- [WORK REQUIRED] Pictures do not belong in the copy; quote every entry below exactly.

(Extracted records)
START

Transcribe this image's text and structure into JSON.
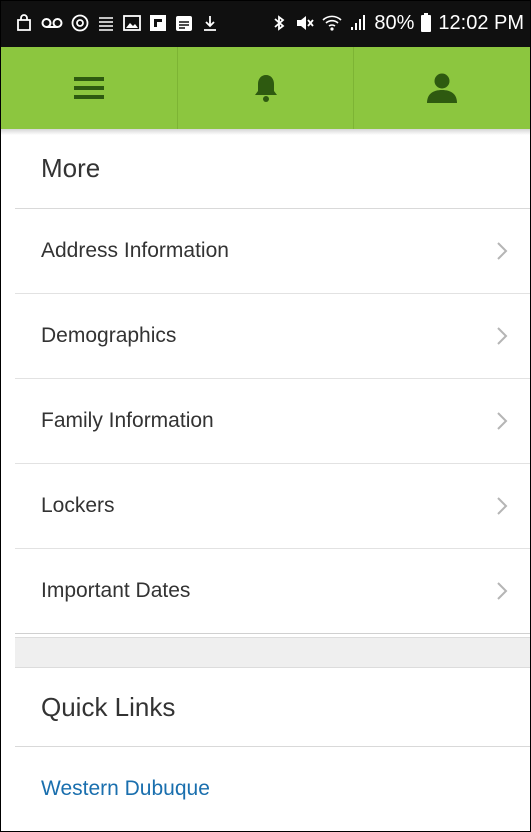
{
  "status_bar": {
    "battery": "80%",
    "time": "12:02 PM"
  },
  "toolbar": {
    "items": [
      {
        "icon": "menu-icon"
      },
      {
        "icon": "bell-icon"
      },
      {
        "icon": "user-icon"
      }
    ],
    "accent": "#8cc63f"
  },
  "more": {
    "title": "More",
    "items": [
      {
        "label": "Address Information"
      },
      {
        "label": "Demographics"
      },
      {
        "label": "Family Information"
      },
      {
        "label": "Lockers"
      },
      {
        "label": "Important Dates"
      }
    ]
  },
  "quick_links": {
    "title": "Quick Links",
    "items": [
      {
        "label": "Western Dubuque",
        "color": "#1a6fae"
      }
    ]
  }
}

END

- [THE ANSWER]
Transcribe this image's text and structure into JSON.
{
  "status_bar": {
    "battery": "80%",
    "time": "12:02 PM"
  },
  "toolbar": {
    "items": [
      {
        "icon": "menu-icon"
      },
      {
        "icon": "bell-icon"
      },
      {
        "icon": "user-icon"
      }
    ],
    "accent": "#8cc63f"
  },
  "more": {
    "title": "More",
    "items": [
      {
        "label": "Address Information"
      },
      {
        "label": "Demographics"
      },
      {
        "label": "Family Information"
      },
      {
        "label": "Lockers"
      },
      {
        "label": "Important Dates"
      }
    ]
  },
  "quick_links": {
    "title": "Quick Links",
    "items": [
      {
        "label": "Western Dubuque",
        "color": "#1a6fae"
      }
    ]
  }
}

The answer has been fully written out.